start
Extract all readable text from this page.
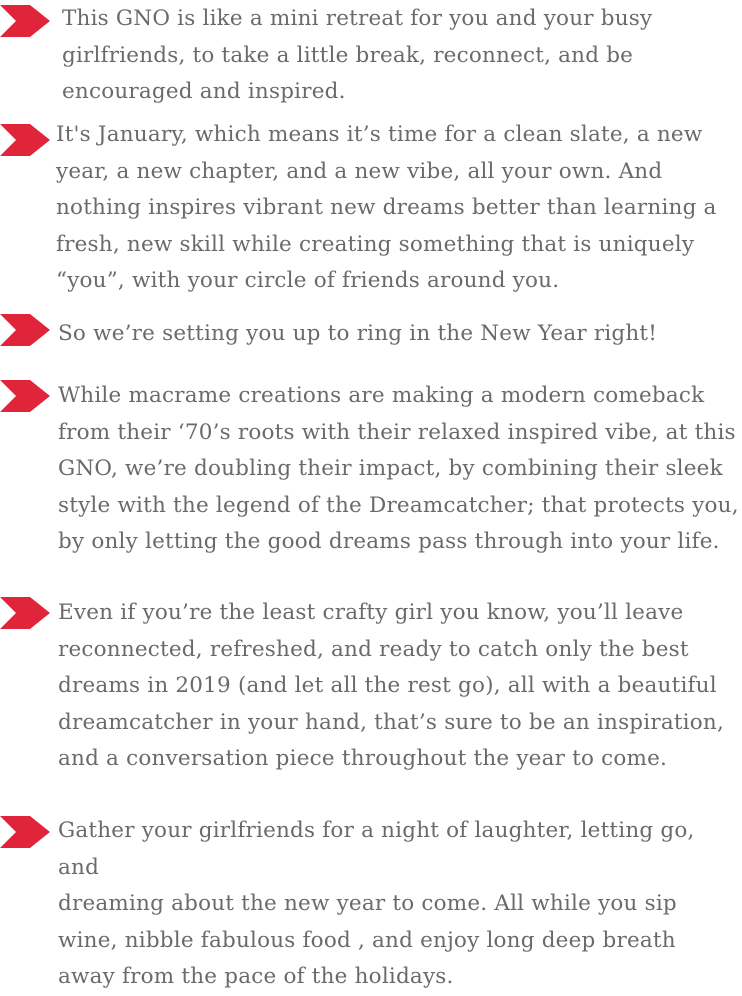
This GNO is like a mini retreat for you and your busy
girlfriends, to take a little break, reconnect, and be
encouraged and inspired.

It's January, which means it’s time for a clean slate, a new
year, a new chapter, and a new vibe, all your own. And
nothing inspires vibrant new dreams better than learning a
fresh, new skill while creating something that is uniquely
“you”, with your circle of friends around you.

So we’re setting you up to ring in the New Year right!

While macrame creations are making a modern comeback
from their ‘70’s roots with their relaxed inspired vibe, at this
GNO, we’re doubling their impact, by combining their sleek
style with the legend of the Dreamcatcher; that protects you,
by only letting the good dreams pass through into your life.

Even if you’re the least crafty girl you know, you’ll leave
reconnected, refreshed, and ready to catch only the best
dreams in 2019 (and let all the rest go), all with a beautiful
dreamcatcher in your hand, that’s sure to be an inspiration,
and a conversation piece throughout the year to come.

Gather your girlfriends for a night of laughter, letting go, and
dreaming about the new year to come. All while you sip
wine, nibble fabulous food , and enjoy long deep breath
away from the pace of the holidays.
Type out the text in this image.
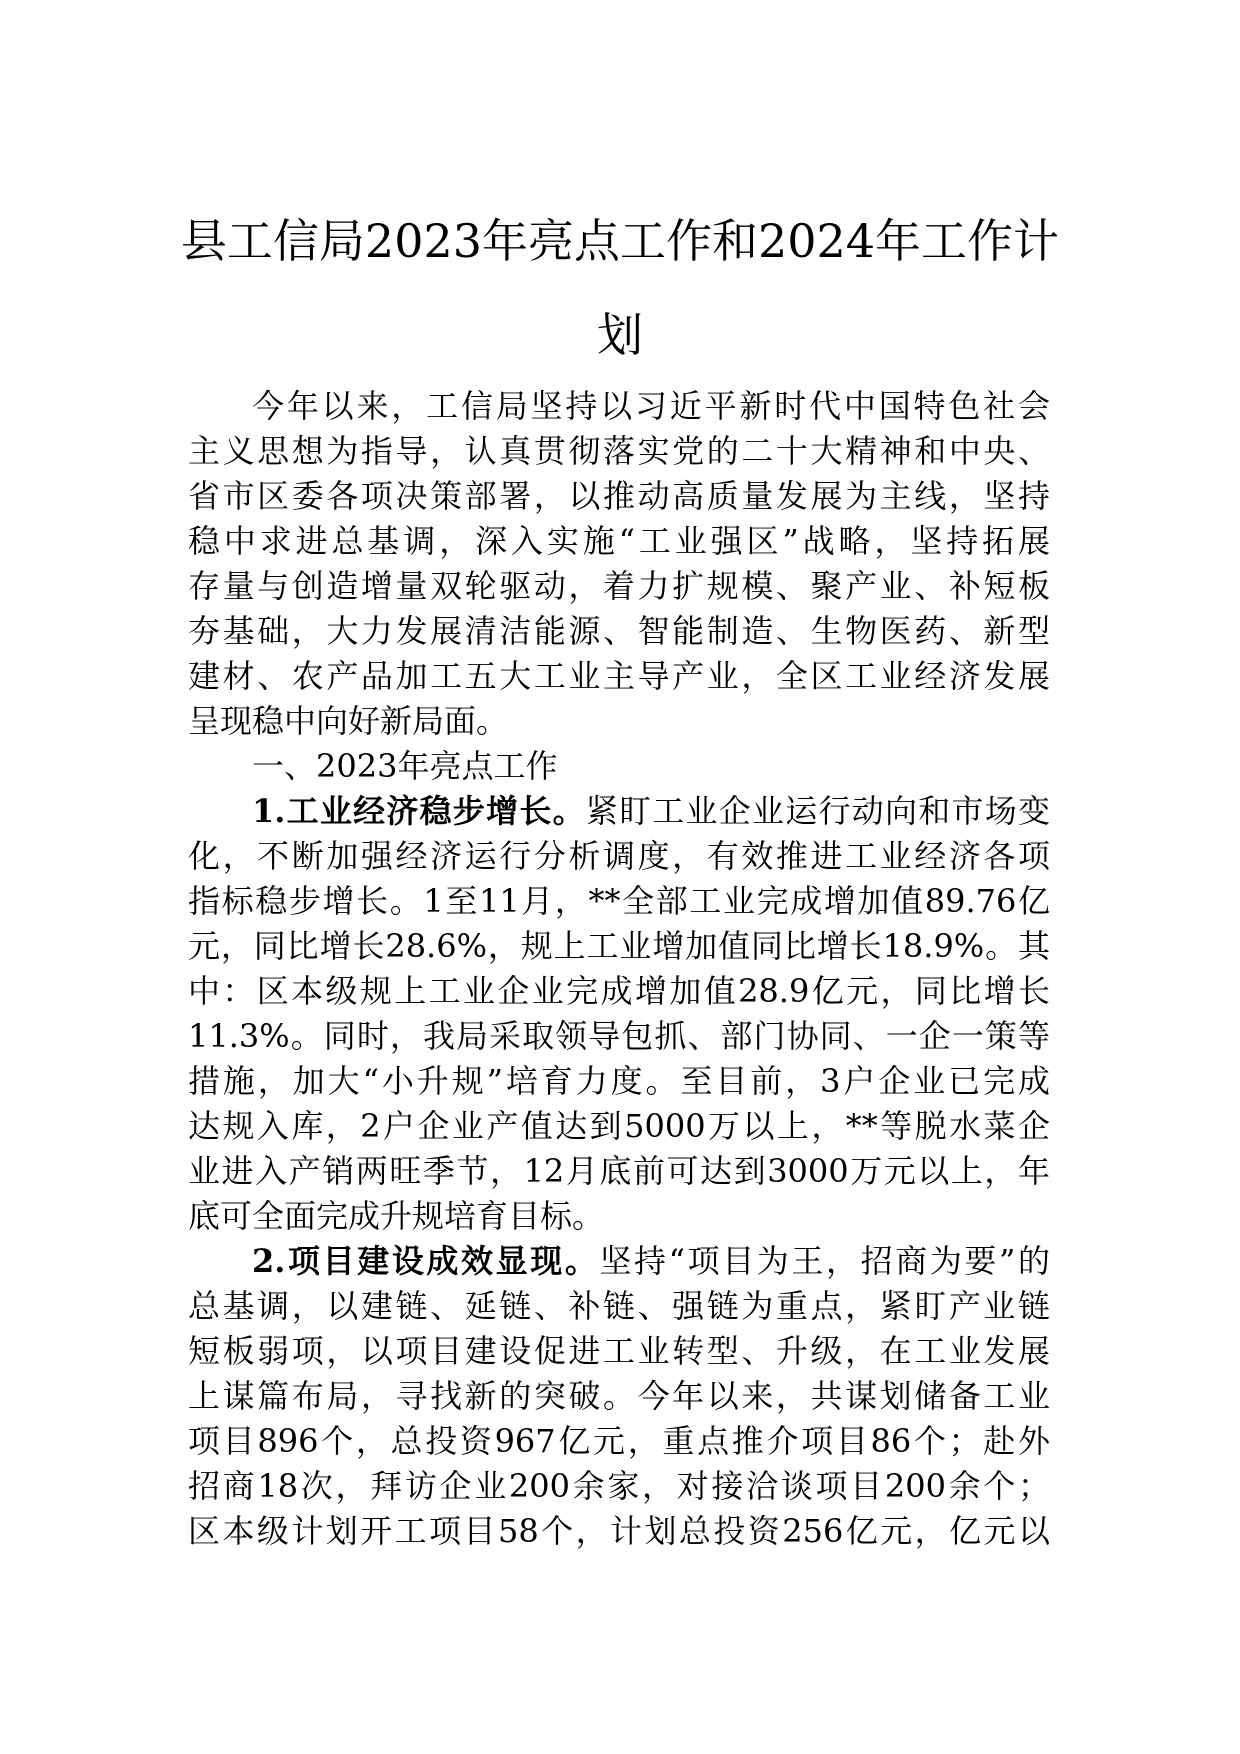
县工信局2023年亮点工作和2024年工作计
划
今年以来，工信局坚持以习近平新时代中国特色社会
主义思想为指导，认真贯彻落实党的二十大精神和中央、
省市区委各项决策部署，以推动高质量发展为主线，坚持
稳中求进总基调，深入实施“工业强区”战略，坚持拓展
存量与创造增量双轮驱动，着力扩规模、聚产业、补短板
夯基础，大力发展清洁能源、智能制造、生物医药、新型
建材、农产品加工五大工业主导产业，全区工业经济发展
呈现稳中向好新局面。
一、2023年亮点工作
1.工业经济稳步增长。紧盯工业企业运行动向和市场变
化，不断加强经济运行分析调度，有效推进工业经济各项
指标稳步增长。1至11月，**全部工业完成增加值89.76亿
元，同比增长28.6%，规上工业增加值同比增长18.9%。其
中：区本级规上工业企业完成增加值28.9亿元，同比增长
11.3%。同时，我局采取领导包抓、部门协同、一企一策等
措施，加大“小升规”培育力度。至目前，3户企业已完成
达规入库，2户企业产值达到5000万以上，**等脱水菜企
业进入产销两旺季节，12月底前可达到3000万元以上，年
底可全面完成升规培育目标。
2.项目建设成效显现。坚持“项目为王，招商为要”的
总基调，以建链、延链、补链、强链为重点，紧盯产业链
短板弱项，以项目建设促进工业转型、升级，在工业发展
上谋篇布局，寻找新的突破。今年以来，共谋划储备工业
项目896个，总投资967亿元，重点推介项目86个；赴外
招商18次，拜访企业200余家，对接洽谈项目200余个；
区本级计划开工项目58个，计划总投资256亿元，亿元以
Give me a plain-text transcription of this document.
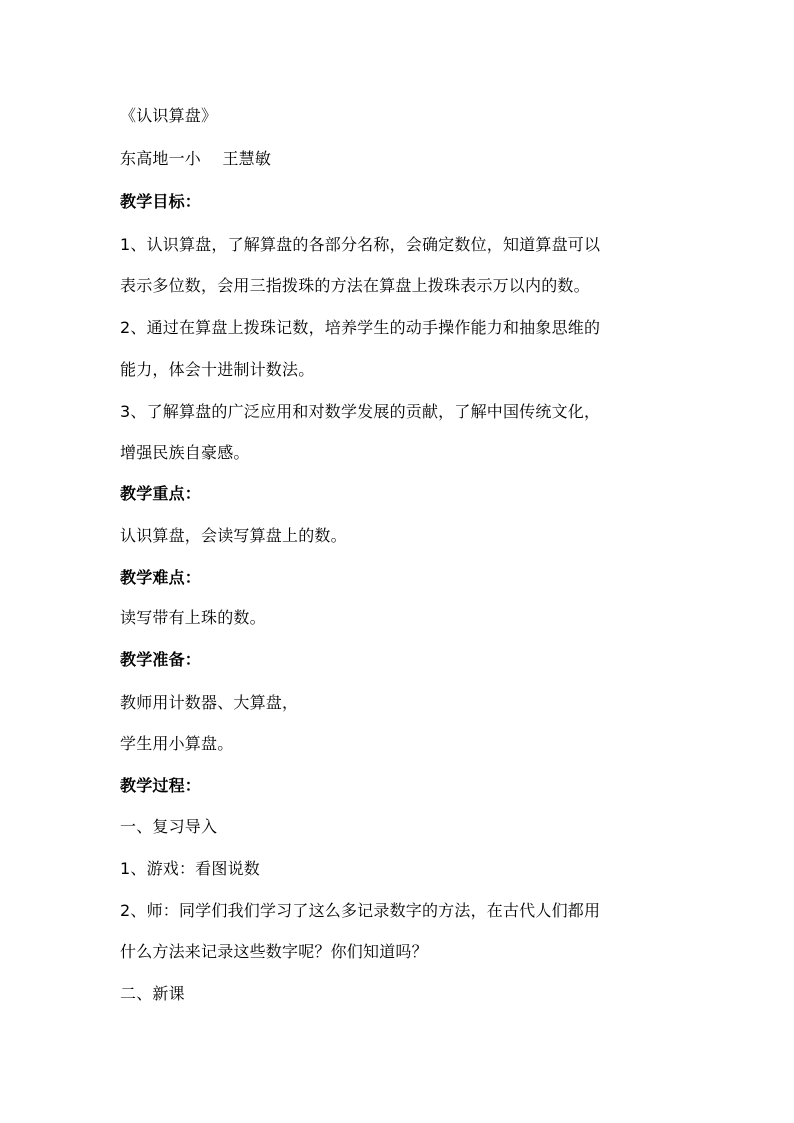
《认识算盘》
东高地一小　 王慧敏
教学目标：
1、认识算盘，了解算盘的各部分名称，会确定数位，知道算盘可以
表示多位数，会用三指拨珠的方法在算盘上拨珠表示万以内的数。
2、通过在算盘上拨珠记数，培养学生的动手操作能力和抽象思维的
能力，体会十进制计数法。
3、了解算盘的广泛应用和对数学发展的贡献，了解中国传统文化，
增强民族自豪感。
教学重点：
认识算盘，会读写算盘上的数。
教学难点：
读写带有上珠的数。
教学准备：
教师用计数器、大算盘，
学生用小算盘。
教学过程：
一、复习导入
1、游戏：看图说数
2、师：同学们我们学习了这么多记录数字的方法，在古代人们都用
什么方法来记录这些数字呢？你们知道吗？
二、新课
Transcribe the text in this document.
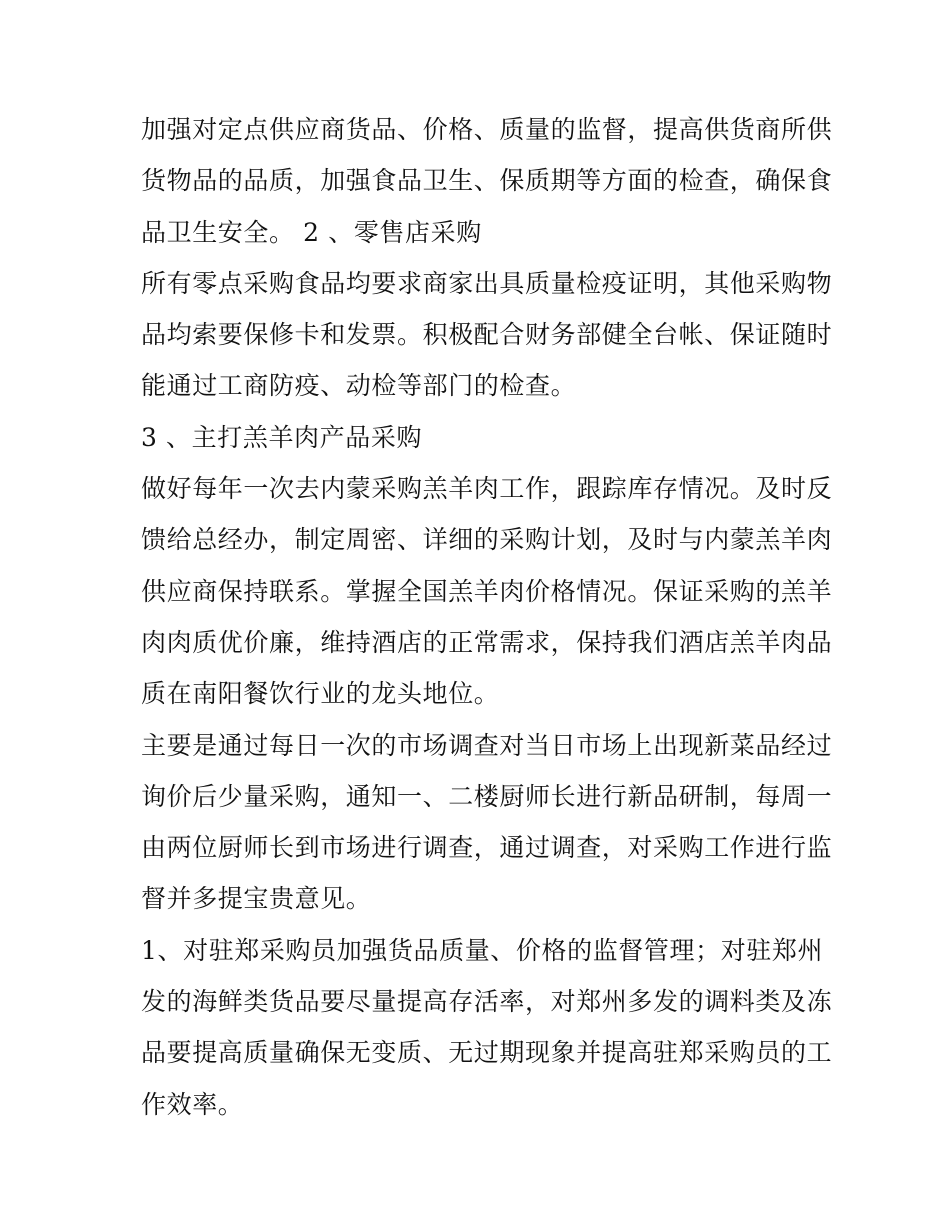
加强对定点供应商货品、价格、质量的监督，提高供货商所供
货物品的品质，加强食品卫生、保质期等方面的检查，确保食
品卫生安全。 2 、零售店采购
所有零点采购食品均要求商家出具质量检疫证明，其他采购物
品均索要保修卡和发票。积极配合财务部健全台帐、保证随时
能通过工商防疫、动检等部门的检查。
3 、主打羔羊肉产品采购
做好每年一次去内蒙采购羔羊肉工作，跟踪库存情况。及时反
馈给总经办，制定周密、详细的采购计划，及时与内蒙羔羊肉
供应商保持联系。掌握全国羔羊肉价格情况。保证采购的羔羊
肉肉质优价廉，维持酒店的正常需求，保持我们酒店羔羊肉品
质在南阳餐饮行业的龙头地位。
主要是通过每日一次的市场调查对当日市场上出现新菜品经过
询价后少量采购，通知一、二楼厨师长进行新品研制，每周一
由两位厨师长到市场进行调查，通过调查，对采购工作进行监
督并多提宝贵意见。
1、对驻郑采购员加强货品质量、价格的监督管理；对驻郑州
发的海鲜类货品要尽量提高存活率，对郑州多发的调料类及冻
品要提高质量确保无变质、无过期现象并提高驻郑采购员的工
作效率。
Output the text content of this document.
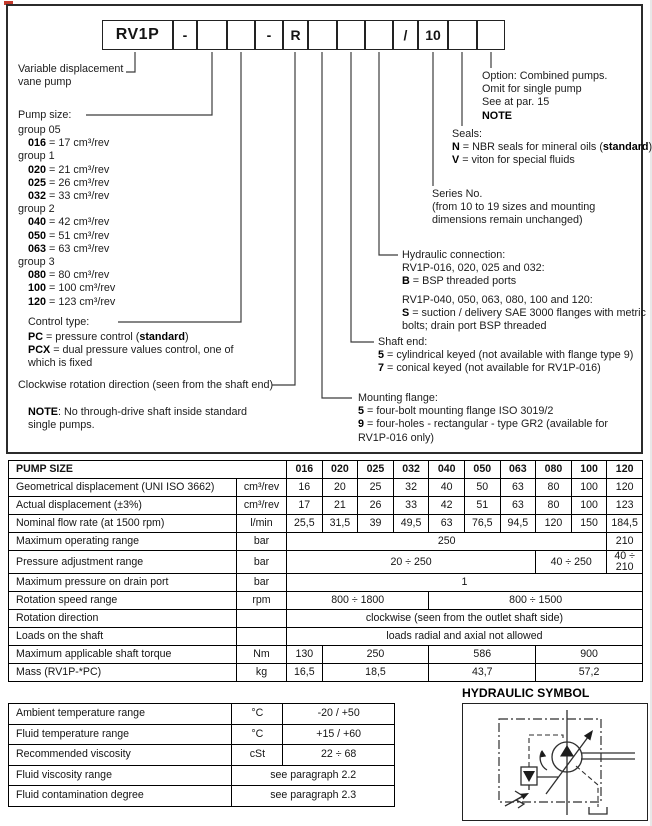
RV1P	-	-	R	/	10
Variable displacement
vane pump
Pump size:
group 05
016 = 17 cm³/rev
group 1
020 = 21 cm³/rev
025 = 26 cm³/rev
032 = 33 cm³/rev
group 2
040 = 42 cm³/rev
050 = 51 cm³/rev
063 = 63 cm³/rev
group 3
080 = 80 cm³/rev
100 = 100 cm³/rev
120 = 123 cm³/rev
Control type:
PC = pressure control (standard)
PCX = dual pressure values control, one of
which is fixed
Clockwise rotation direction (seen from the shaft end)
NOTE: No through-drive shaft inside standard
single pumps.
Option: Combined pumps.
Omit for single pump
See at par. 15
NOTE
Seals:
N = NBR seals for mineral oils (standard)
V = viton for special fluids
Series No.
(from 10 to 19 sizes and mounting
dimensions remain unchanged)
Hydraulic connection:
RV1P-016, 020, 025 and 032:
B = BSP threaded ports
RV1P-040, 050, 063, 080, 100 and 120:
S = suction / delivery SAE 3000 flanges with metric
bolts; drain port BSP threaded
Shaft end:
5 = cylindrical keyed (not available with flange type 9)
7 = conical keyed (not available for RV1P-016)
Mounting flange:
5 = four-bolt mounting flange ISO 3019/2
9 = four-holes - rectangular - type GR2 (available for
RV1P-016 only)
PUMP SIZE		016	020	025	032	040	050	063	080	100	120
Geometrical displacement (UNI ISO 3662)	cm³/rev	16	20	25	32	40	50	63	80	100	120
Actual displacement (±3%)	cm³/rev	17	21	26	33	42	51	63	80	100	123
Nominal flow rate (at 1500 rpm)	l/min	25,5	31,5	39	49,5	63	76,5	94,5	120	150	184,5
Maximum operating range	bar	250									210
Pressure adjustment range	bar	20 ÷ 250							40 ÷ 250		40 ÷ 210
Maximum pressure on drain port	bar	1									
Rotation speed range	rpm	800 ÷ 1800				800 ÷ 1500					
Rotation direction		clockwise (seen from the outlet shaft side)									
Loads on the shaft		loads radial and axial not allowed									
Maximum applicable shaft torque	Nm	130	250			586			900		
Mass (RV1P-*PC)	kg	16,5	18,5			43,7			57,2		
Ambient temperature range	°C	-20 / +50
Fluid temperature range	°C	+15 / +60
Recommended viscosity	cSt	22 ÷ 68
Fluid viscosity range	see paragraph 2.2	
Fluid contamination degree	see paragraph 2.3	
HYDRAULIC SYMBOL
end
◆ WHAT IS BEING ASKED ◆
Leave out the pictures and reproduce the rest of the listing exactly.

◆ WRITTEN ANSWER ◆
Extract all readable text from this page.
This GNO is like a mini retreat for you and your busy
girlfriends, to take a little break, reconnect, and be
encouraged and inspired.

It's January, which means it’s time for a clean slate, a new
year, a new chapter, and a new vibe, all your own. And
nothing inspires vibrant new dreams better than learning a
fresh, new skill while creating something that is uniquely
“you”, with your circle of friends around you.

So we’re setting you up to ring in the New Year right!

While macrame creations are making a modern comeback
from their ‘70’s roots with their relaxed inspired vibe, at this
GNO, we’re doubling their impact, by combining their sleek
style with the legend of the Dreamcatcher; that protects you,
by only letting the good dreams pass through into your life.

Even if you’re the least crafty girl you know, you’ll leave
reconnected, refreshed, and ready to catch only the best
dreams in 2019 (and let all the rest go), all with a beautiful
dreamcatcher in your hand, that’s sure to be an inspiration,
and a conversation piece throughout the year to come.

Gather your girlfriends for a night of laughter, letting go, and
dreaming about the new year to come. All while you sip
wine, nibble fabulous food , and enjoy long deep breath
away from the pace of the holidays.
Type out the text in this image.
县工信局2023年亮点工作和2024年工作计
划
今年以来，工信局坚持以习近平新时代中国特色社会
主义思想为指导，认真贯彻落实党的二十大精神和中央、
省市区委各项决策部署，以推动高质量发展为主线，坚持
稳中求进总基调，深入实施“工业强区”战略，坚持拓展
存量与创造增量双轮驱动，着力扩规模、聚产业、补短板
夯基础，大力发展清洁能源、智能制造、生物医药、新型
建材、农产品加工五大工业主导产业，全区工业经济发展
呈现稳中向好新局面。
一、2023年亮点工作
1.工业经济稳步增长。紧盯工业企业运行动向和市场变
化，不断加强经济运行分析调度，有效推进工业经济各项
指标稳步增长。1至11月，**全部工业完成增加值89.76亿
元，同比增长28.6%，规上工业增加值同比增长18.9%。其
中：区本级规上工业企业完成增加值28.9亿元，同比增长
11.3%。同时，我局采取领导包抓、部门协同、一企一策等
措施，加大“小升规”培育力度。至目前，3户企业已完成
达规入库，2户企业产值达到5000万以上，**等脱水菜企
业进入产销两旺季节，12月底前可达到3000万元以上，年
底可全面完成升规培育目标。
2.项目建设成效显现。坚持“项目为王，招商为要”的
总基调，以建链、延链、补链、强链为重点，紧盯产业链
短板弱项，以项目建设促进工业转型、升级，在工业发展
上谋篇布局，寻找新的突破。今年以来，共谋划储备工业
项目896个，总投资967亿元，重点推介项目86个；赴外
招商18次，拜访企业200余家，对接洽谈项目200余个；
区本级计划开工项目58个，计划总投资256亿元，亿元以
Give me a plain-text transcription of this document.
《认识算盘》
东高地一小　 王慧敏
教学目标：
1、认识算盘，了解算盘的各部分名称，会确定数位，知道算盘可以
表示多位数，会用三指拨珠的方法在算盘上拨珠表示万以内的数。
2、通过在算盘上拨珠记数，培养学生的动手操作能力和抽象思维的
能力，体会十进制计数法。
3、了解算盘的广泛应用和对数学发展的贡献，了解中国传统文化，
增强民族自豪感。
教学重点：
认识算盘，会读写算盘上的数。
教学难点：
读写带有上珠的数。
教学准备：
教师用计数器、大算盘，
学生用小算盘。
教学过程：
一、复习导入
1、游戏：看图说数
2、师：同学们我们学习了这么多记录数字的方法，在古代人们都用
什么方法来记录这些数字呢？你们知道吗？
二、新课
Transcribe the text in this document.
加强对定点供应商货品、价格、质量的监督，提高供货商所供
货物品的品质，加强食品卫生、保质期等方面的检查，确保食
品卫生安全。 2 、零售店采购
所有零点采购食品均要求商家出具质量检疫证明，其他采购物
品均索要保修卡和发票。积极配合财务部健全台帐、保证随时
能通过工商防疫、动检等部门的检查。
3 、主打羔羊肉产品采购
做好每年一次去内蒙采购羔羊肉工作，跟踪库存情况。及时反
馈给总经办，制定周密、详细的采购计划，及时与内蒙羔羊肉
供应商保持联系。掌握全国羔羊肉价格情况。保证采购的羔羊
肉肉质优价廉，维持酒店的正常需求，保持我们酒店羔羊肉品
质在南阳餐饮行业的龙头地位。
主要是通过每日一次的市场调查对当日市场上出现新菜品经过
询价后少量采购，通知一、二楼厨师长进行新品研制，每周一
由两位厨师长到市场进行调查，通过调查，对采购工作进行监
督并多提宝贵意见。
1、对驻郑采购员加强货品质量、价格的监督管理；对驻郑州
发的海鲜类货品要尽量提高存活率，对郑州多发的调料类及冻
品要提高质量确保无变质、无过期现象并提高驻郑采购员的工
作效率。
Output the text content of this document.
RV1P	-	-	R	/	10
Variable displacement
vane pump
Pump size:
group 05
016 = 17 cm³/rev
group 1
020 = 21 cm³/rev
025 = 26 cm³/rev
032 = 33 cm³/rev
group 2
040 = 42 cm³/rev
050 = 51 cm³/rev
063 = 63 cm³/rev
group 3
080 = 80 cm³/rev
100 = 100 cm³/rev
120 = 123 cm³/rev
Control type:
PC = pressure control (standard)
PCX = dual pressure values control, one of
which is fixed
Clockwise rotation direction (seen from the shaft end)
NOTE: No through-drive shaft inside standard
single pumps.
Option: Combined pumps.
Omit for single pump
See at par. 15
NOTE
Seals:
N = NBR seals for mineral oils (standard)
V = viton for special fluids
Series No.
(from 10 to 19 sizes and mounting
dimensions remain unchanged)
Hydraulic connection:
RV1P-016, 020, 025 and 032:
B = BSP threaded ports
RV1P-040, 050, 063, 080, 100 and 120:
S = suction / delivery SAE 3000 flanges with metric
bolts; drain port BSP threaded
Shaft end:
5 = cylindrical keyed (not available with flange type 9)
7 = conical keyed (not available for RV1P-016)
Mounting flange:
5 = four-bolt mounting flange ISO 3019/2
9 = four-holes - rectangular - type GR2 (available for
RV1P-016 only)
PUMP SIZE		016	020	025	032	040	050	063	080	100	120
Geometrical displacement (UNI ISO 3662)	cm³/rev	16	20	25	32	40	50	63	80	100	120
Actual displacement (±3%)	cm³/rev	17	21	26	33	42	51	63	80	100	123
Nominal flow rate (at 1500 rpm)	l/min	25,5	31,5	39	49,5	63	76,5	94,5	120	150	184,5
Maximum operating range	bar	250									210
Pressure adjustment range	bar	20 ÷ 250							40 ÷ 250		40 ÷ 210
Maximum pressure on drain port	bar	1									
Rotation speed range	rpm	800 ÷ 1800				800 ÷ 1500					
Rotation direction		clockwise (seen from the outlet shaft side)									
Loads on the shaft		loads radial and axial not allowed									
Maximum applicable shaft torque	Nm	130	250			586			900		
Mass (RV1P-*PC)	kg	16,5	18,5			43,7			57,2		
Ambient temperature range	°C	-20 / +50
Fluid temperature range	°C	+15 / +60
Recommended viscosity	cSt	22 ÷ 68
Fluid viscosity range	see paragraph 2.2	
Fluid contamination degree	see paragraph 2.3	
HYDRAULIC SYMBOL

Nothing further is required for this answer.